Report how many lines in the records below contain the word "image". Give only the number.

* BEGIN *

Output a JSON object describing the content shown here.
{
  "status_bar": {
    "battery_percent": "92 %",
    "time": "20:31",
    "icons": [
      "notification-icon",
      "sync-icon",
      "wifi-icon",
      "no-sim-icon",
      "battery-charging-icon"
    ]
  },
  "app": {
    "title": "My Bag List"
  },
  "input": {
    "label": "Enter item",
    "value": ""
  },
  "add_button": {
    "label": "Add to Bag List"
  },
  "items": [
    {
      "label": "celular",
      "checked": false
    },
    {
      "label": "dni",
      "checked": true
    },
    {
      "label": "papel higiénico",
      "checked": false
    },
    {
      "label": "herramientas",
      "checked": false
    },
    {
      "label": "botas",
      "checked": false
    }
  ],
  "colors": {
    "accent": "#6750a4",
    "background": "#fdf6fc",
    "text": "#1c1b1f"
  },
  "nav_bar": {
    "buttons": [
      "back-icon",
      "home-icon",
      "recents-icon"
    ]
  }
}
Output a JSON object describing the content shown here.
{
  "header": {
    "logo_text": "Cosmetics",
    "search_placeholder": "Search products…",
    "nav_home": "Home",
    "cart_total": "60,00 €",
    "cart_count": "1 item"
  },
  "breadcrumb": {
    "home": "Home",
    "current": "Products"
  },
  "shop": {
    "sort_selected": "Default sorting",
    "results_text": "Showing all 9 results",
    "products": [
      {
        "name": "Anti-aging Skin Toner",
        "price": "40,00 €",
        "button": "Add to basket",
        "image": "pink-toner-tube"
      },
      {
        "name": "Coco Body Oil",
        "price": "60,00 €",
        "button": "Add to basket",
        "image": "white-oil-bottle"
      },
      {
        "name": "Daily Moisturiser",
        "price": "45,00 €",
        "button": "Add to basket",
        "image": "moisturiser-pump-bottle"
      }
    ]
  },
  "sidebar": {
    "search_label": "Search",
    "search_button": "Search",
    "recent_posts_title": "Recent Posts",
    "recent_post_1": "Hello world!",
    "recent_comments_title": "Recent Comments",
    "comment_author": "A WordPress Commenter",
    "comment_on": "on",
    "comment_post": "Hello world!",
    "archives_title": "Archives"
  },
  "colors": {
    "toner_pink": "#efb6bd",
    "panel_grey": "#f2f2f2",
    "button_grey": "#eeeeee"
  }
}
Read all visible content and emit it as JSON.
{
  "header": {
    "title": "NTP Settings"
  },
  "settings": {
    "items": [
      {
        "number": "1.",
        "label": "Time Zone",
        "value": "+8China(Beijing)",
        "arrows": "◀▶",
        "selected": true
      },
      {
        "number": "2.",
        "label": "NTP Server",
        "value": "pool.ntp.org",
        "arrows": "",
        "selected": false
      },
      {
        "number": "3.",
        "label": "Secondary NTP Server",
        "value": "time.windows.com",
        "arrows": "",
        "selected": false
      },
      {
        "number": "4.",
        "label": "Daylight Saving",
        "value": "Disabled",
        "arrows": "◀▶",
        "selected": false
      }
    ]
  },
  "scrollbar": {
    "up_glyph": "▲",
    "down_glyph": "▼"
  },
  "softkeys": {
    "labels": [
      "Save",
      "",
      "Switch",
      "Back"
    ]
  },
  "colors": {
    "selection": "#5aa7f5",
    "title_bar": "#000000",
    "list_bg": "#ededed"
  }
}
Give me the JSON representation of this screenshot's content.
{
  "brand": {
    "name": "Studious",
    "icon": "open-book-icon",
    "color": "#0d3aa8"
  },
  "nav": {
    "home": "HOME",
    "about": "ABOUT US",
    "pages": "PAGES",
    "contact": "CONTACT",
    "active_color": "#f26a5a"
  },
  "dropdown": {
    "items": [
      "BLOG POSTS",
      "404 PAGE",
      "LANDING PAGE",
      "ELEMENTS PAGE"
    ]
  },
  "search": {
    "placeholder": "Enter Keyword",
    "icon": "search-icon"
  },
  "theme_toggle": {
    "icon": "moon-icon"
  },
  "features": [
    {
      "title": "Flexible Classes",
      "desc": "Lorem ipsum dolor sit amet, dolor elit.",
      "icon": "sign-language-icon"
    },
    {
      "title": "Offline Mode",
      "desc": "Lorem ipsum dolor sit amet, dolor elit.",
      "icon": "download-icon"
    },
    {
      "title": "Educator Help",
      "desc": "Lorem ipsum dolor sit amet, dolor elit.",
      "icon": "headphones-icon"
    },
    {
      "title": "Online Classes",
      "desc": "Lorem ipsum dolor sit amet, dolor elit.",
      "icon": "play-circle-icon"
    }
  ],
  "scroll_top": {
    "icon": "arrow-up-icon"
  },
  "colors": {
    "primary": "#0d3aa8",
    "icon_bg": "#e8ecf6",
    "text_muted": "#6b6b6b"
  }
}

* END *

**COMPLETE RESPONSE:** 3